(GOAL) Scan the listing below. Report each line that includes "value".

>> start GIVEN DATA

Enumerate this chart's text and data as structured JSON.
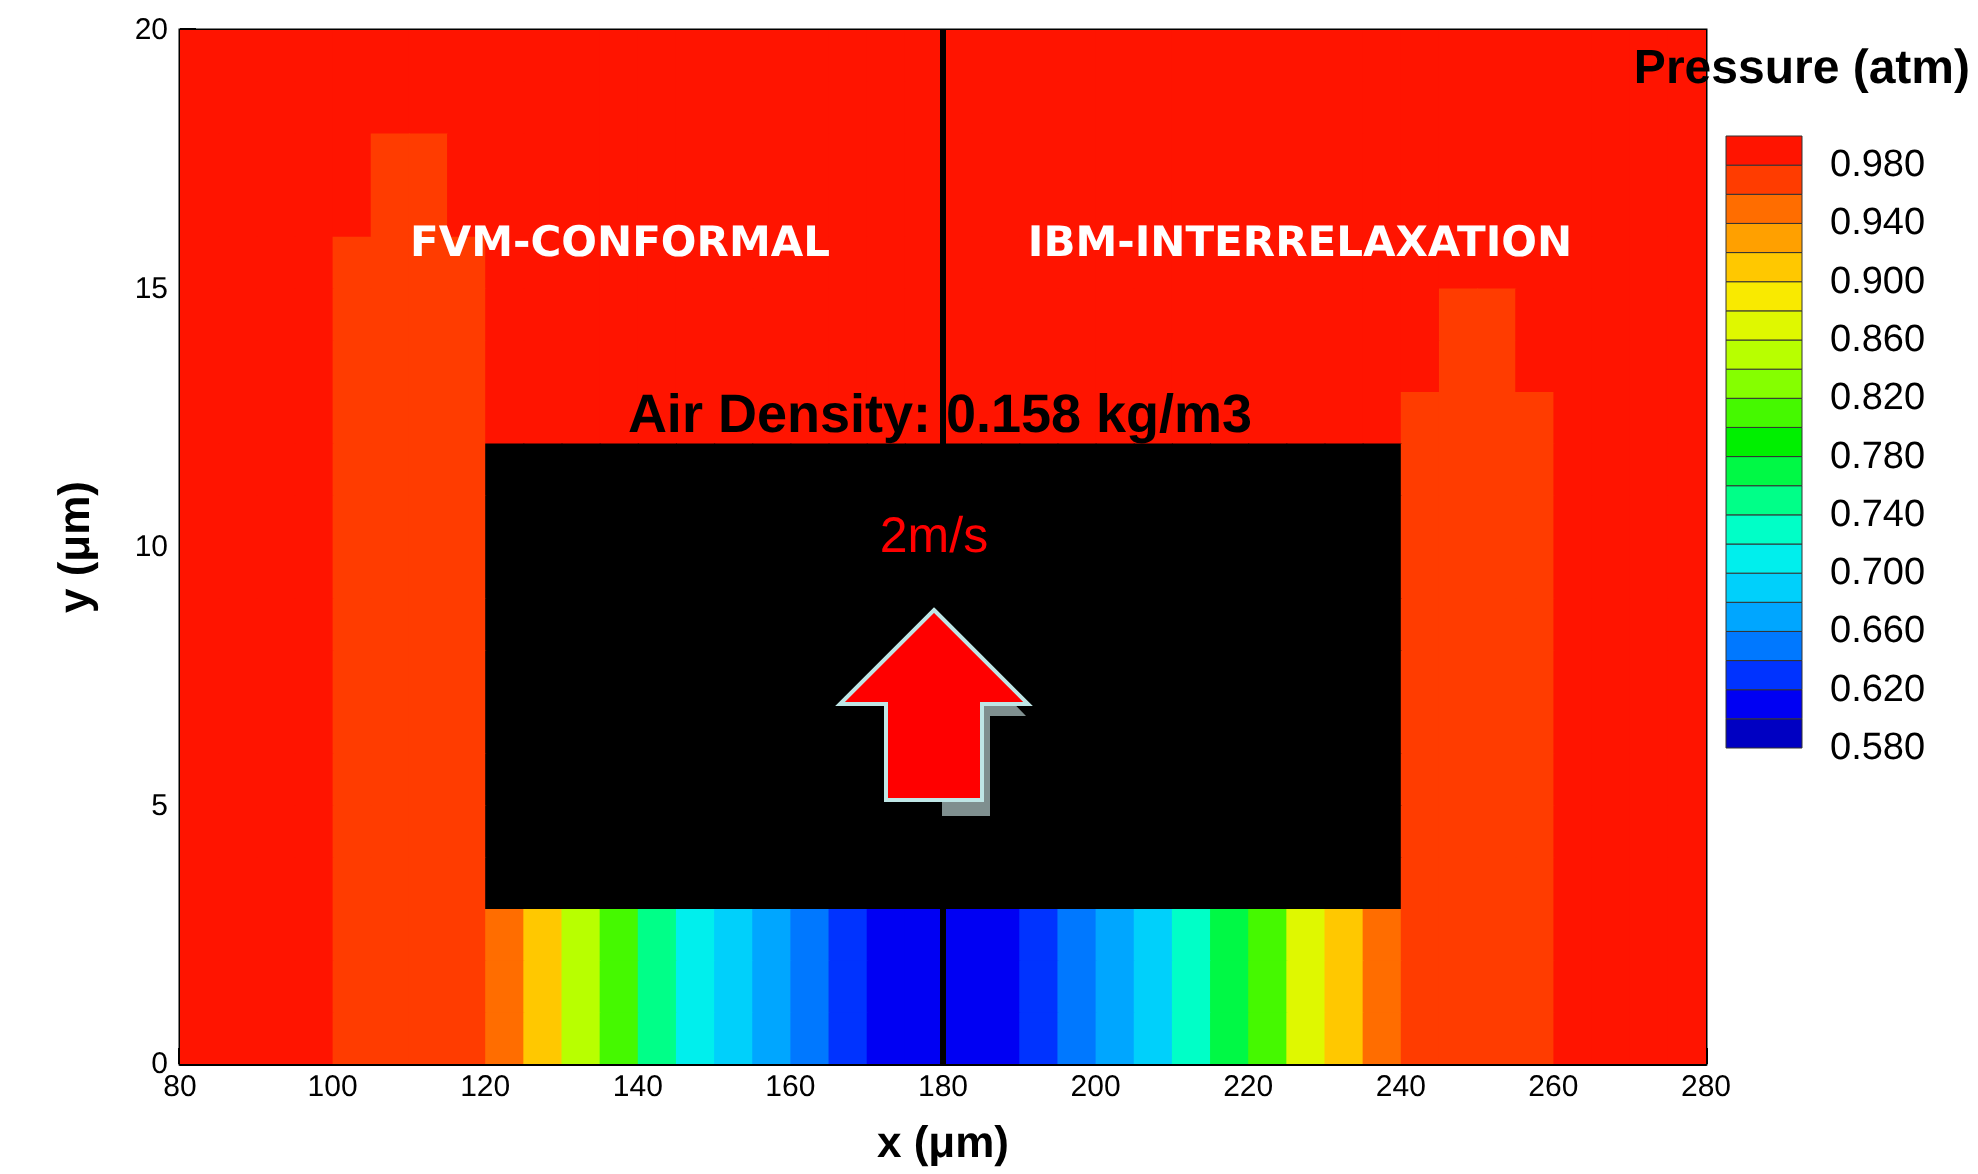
{
  "chart_data": {
    "type": "heatmap",
    "xlabel": "x (μm)",
    "ylabel": "y (μm)",
    "clabel": "Pressure (atm)",
    "x": [
      82.5,
      87.5,
      92.5,
      97.5,
      102.5,
      107.5,
      112.5,
      117.5,
      122.5,
      127.5,
      132.5,
      137.5,
      142.5,
      147.5,
      152.5,
      157.5,
      162.5,
      167.5,
      172.5,
      177.5,
      182.5,
      187.5,
      192.5,
      197.5,
      202.5,
      207.5,
      212.5,
      217.5,
      222.5,
      227.5,
      232.5,
      237.5,
      242.5,
      247.5,
      252.5,
      257.5,
      262.5,
      267.5,
      272.5,
      277.5
    ],
    "y": [
      19.5,
      18.5,
      17.5,
      16.5,
      15.5,
      14.5,
      13.5,
      12.5,
      11.5,
      10.5,
      9.5,
      8.5,
      7.5,
      6.5,
      5.5,
      4.5,
      3.5,
      2.5,
      1.5,
      0.5
    ],
    "xlim": [
      80,
      280
    ],
    "xticks": [
      80,
      100,
      120,
      140,
      160,
      180,
      200,
      220,
      240,
      260,
      280
    ],
    "ylim": [
      0,
      20
    ],
    "yticks": [
      0,
      5,
      10,
      15,
      20
    ],
    "clim": [
      0.58,
      1.0
    ],
    "cticks": [
      {
        "value": 0.58,
        "label": "0.580"
      },
      {
        "value": 0.62,
        "label": "0.620"
      },
      {
        "value": 0.66,
        "label": "0.660"
      },
      {
        "value": 0.7,
        "label": "0.700"
      },
      {
        "value": 0.74,
        "label": "0.740"
      },
      {
        "value": 0.78,
        "label": "0.780"
      },
      {
        "value": 0.82,
        "label": "0.820"
      },
      {
        "value": 0.86,
        "label": "0.860"
      },
      {
        "value": 0.9,
        "label": "0.900"
      },
      {
        "value": 0.94,
        "label": "0.940"
      },
      {
        "value": 0.98,
        "label": "0.980"
      }
    ],
    "cells": [
      [
        0.99,
        0.99,
        0.99,
        0.99,
        0.99,
        0.99,
        0.99,
        0.99,
        0.99,
        0.99,
        0.99,
        0.99,
        0.99,
        0.99,
        0.99,
        0.99,
        0.99,
        0.99,
        0.99,
        0.99,
        0.99,
        0.99,
        0.99,
        0.99,
        0.99,
        0.99,
        0.99,
        0.99,
        0.99,
        0.99,
        0.99,
        0.99,
        0.99,
        0.99,
        0.99,
        0.99,
        0.99,
        0.99,
        0.99,
        0.99
      ],
      [
        0.99,
        0.99,
        0.99,
        0.99,
        0.99,
        0.99,
        0.99,
        0.99,
        0.99,
        0.99,
        0.99,
        0.99,
        0.99,
        0.99,
        0.99,
        0.99,
        0.99,
        0.99,
        0.99,
        0.99,
        0.99,
        0.99,
        0.99,
        0.99,
        0.99,
        0.99,
        0.99,
        0.99,
        0.99,
        0.99,
        0.99,
        0.99,
        0.99,
        0.99,
        0.99,
        0.99,
        0.99,
        0.99,
        0.99,
        0.99
      ],
      [
        0.99,
        0.99,
        0.99,
        0.99,
        0.99,
        0.97,
        0.97,
        0.99,
        0.99,
        0.99,
        0.99,
        0.99,
        0.99,
        0.99,
        0.99,
        0.99,
        0.99,
        0.99,
        0.99,
        0.99,
        0.99,
        0.99,
        0.99,
        0.99,
        0.99,
        0.99,
        0.99,
        0.99,
        0.99,
        0.99,
        0.99,
        0.99,
        0.99,
        0.99,
        0.99,
        0.99,
        0.99,
        0.99,
        0.99,
        0.99
      ],
      [
        0.99,
        0.99,
        0.99,
        0.99,
        0.99,
        0.97,
        0.97,
        0.99,
        0.99,
        0.99,
        0.99,
        0.99,
        0.99,
        0.99,
        0.99,
        0.99,
        0.99,
        0.99,
        0.99,
        0.99,
        0.99,
        0.99,
        0.99,
        0.99,
        0.99,
        0.99,
        0.99,
        0.99,
        0.99,
        0.99,
        0.99,
        0.99,
        0.99,
        0.99,
        0.99,
        0.99,
        0.99,
        0.99,
        0.99,
        0.99
      ],
      [
        0.99,
        0.99,
        0.99,
        0.99,
        0.97,
        0.97,
        0.97,
        0.97,
        0.99,
        0.99,
        0.99,
        0.99,
        0.99,
        0.99,
        0.99,
        0.99,
        0.99,
        0.99,
        0.99,
        0.99,
        0.99,
        0.99,
        0.99,
        0.99,
        0.99,
        0.99,
        0.99,
        0.99,
        0.99,
        0.99,
        0.99,
        0.99,
        0.99,
        0.99,
        0.99,
        0.99,
        0.99,
        0.99,
        0.99,
        0.99
      ],
      [
        0.99,
        0.99,
        0.99,
        0.99,
        0.97,
        0.97,
        0.97,
        0.97,
        0.99,
        0.99,
        0.99,
        0.99,
        0.99,
        0.99,
        0.99,
        0.99,
        0.99,
        0.99,
        0.99,
        0.99,
        0.99,
        0.99,
        0.99,
        0.99,
        0.99,
        0.99,
        0.99,
        0.99,
        0.99,
        0.99,
        0.99,
        0.99,
        0.99,
        0.97,
        0.97,
        0.99,
        0.99,
        0.99,
        0.99,
        0.99
      ],
      [
        0.99,
        0.99,
        0.99,
        0.99,
        0.97,
        0.97,
        0.97,
        0.97,
        0.99,
        0.99,
        0.99,
        0.99,
        0.99,
        0.99,
        0.99,
        0.99,
        0.99,
        0.99,
        0.99,
        0.99,
        0.99,
        0.99,
        0.99,
        0.99,
        0.99,
        0.99,
        0.99,
        0.99,
        0.99,
        0.99,
        0.99,
        0.99,
        0.99,
        0.97,
        0.97,
        0.99,
        0.99,
        0.99,
        0.99,
        0.99
      ],
      [
        0.99,
        0.99,
        0.99,
        0.99,
        0.97,
        0.97,
        0.97,
        0.97,
        0.99,
        0.99,
        0.99,
        0.99,
        0.99,
        0.99,
        0.99,
        0.99,
        0.99,
        0.99,
        0.99,
        0.99,
        0.99,
        0.99,
        0.99,
        0.99,
        0.99,
        0.99,
        0.99,
        0.99,
        0.99,
        0.99,
        0.99,
        0.99,
        0.97,
        0.97,
        0.97,
        0.97,
        0.99,
        0.99,
        0.99,
        0.99
      ],
      [
        0.99,
        0.99,
        0.99,
        0.99,
        0.97,
        0.97,
        0.97,
        0.97,
        null,
        null,
        null,
        null,
        null,
        null,
        null,
        null,
        null,
        null,
        null,
        null,
        null,
        null,
        null,
        null,
        null,
        null,
        null,
        null,
        null,
        null,
        null,
        null,
        0.97,
        0.97,
        0.97,
        0.97,
        0.99,
        0.99,
        0.99,
        0.99
      ],
      [
        0.99,
        0.99,
        0.99,
        0.99,
        0.97,
        0.97,
        0.97,
        0.97,
        null,
        null,
        null,
        null,
        null,
        null,
        null,
        null,
        null,
        null,
        null,
        null,
        null,
        null,
        null,
        null,
        null,
        null,
        null,
        null,
        null,
        null,
        null,
        null,
        0.97,
        0.97,
        0.97,
        0.97,
        0.99,
        0.99,
        0.99,
        0.99
      ],
      [
        0.99,
        0.99,
        0.99,
        0.99,
        0.97,
        0.97,
        0.97,
        0.97,
        null,
        null,
        null,
        null,
        null,
        null,
        null,
        null,
        null,
        null,
        null,
        null,
        null,
        null,
        null,
        null,
        null,
        null,
        null,
        null,
        null,
        null,
        null,
        null,
        0.97,
        0.97,
        0.97,
        0.97,
        0.99,
        0.99,
        0.99,
        0.99
      ],
      [
        0.99,
        0.99,
        0.99,
        0.99,
        0.97,
        0.97,
        0.97,
        0.97,
        null,
        null,
        null,
        null,
        null,
        null,
        null,
        null,
        null,
        null,
        null,
        null,
        null,
        null,
        null,
        null,
        null,
        null,
        null,
        null,
        null,
        null,
        null,
        null,
        0.97,
        0.97,
        0.97,
        0.97,
        0.99,
        0.99,
        0.99,
        0.99
      ],
      [
        0.99,
        0.99,
        0.99,
        0.99,
        0.97,
        0.97,
        0.97,
        0.97,
        null,
        null,
        null,
        null,
        null,
        null,
        null,
        null,
        null,
        null,
        null,
        null,
        null,
        null,
        null,
        null,
        null,
        null,
        null,
        null,
        null,
        null,
        null,
        null,
        0.97,
        0.97,
        0.97,
        0.97,
        0.99,
        0.99,
        0.99,
        0.99
      ],
      [
        0.99,
        0.99,
        0.99,
        0.99,
        0.97,
        0.97,
        0.97,
        0.97,
        null,
        null,
        null,
        null,
        null,
        null,
        null,
        null,
        null,
        null,
        null,
        null,
        null,
        null,
        null,
        null,
        null,
        null,
        null,
        null,
        null,
        null,
        null,
        null,
        0.97,
        0.97,
        0.97,
        0.97,
        0.99,
        0.99,
        0.99,
        0.99
      ],
      [
        0.99,
        0.99,
        0.99,
        0.99,
        0.97,
        0.97,
        0.97,
        0.97,
        null,
        null,
        null,
        null,
        null,
        null,
        null,
        null,
        null,
        null,
        null,
        null,
        null,
        null,
        null,
        null,
        null,
        null,
        null,
        null,
        null,
        null,
        null,
        null,
        0.97,
        0.97,
        0.97,
        0.97,
        0.99,
        0.99,
        0.99,
        0.99
      ],
      [
        0.99,
        0.99,
        0.99,
        0.99,
        0.97,
        0.97,
        0.97,
        0.97,
        null,
        null,
        null,
        null,
        null,
        null,
        null,
        null,
        null,
        null,
        null,
        null,
        null,
        null,
        null,
        null,
        null,
        null,
        null,
        null,
        null,
        null,
        null,
        null,
        0.97,
        0.97,
        0.97,
        0.97,
        0.99,
        0.99,
        0.99,
        0.99
      ],
      [
        0.99,
        0.99,
        0.99,
        0.99,
        0.97,
        0.97,
        0.97,
        0.97,
        null,
        null,
        null,
        null,
        null,
        null,
        null,
        null,
        null,
        null,
        null,
        null,
        null,
        null,
        null,
        null,
        null,
        null,
        null,
        null,
        null,
        null,
        null,
        null,
        0.97,
        0.97,
        0.97,
        0.97,
        0.99,
        0.99,
        0.99,
        0.99
      ],
      [
        0.99,
        0.99,
        0.99,
        0.99,
        0.97,
        0.97,
        0.97,
        0.97,
        0.95,
        0.91,
        0.85,
        0.81,
        0.75,
        0.71,
        0.69,
        0.67,
        0.65,
        0.63,
        0.61,
        0.61,
        0.61,
        0.61,
        0.63,
        0.65,
        0.67,
        0.69,
        0.73,
        0.77,
        0.81,
        0.87,
        0.91,
        0.95,
        0.97,
        0.97,
        0.97,
        0.97,
        0.99,
        0.99,
        0.99,
        0.99
      ],
      [
        0.99,
        0.99,
        0.99,
        0.99,
        0.97,
        0.97,
        0.97,
        0.97,
        0.95,
        0.91,
        0.85,
        0.81,
        0.75,
        0.71,
        0.69,
        0.67,
        0.65,
        0.63,
        0.61,
        0.61,
        0.61,
        0.61,
        0.63,
        0.65,
        0.67,
        0.69,
        0.73,
        0.77,
        0.81,
        0.87,
        0.91,
        0.95,
        0.97,
        0.97,
        0.97,
        0.97,
        0.99,
        0.99,
        0.99,
        0.99
      ],
      [
        0.99,
        0.99,
        0.99,
        0.99,
        0.97,
        0.97,
        0.97,
        0.97,
        0.95,
        0.91,
        0.85,
        0.81,
        0.75,
        0.71,
        0.69,
        0.67,
        0.65,
        0.63,
        0.61,
        0.61,
        0.61,
        0.61,
        0.63,
        0.65,
        0.67,
        0.69,
        0.73,
        0.77,
        0.81,
        0.87,
        0.91,
        0.95,
        0.97,
        0.97,
        0.97,
        0.97,
        0.99,
        0.99,
        0.99,
        0.99
      ]
    ],
    "ref_lines": [
      {
        "axis": "x",
        "value": 180,
        "color": "#000000"
      }
    ],
    "annotations": [
      "FVM-CONFORMAL",
      "IBM-INTERRELAXATION",
      "Air Density: 0.158 kg/m3",
      "2m/s"
    ]
  }
}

>> end GIVEN DATA

(EXPECTED ANSWER)
        "value": 0.58,
        "value": 0.62,
        "value": 0.66,
        "value": 0.7,
        "value": 0.74,
        "value": 0.78,
        "value": 0.82,
        "value": 0.86,
        "value": 0.9,
        "value": 0.94,
        "value": 0.98,
        "value": 180,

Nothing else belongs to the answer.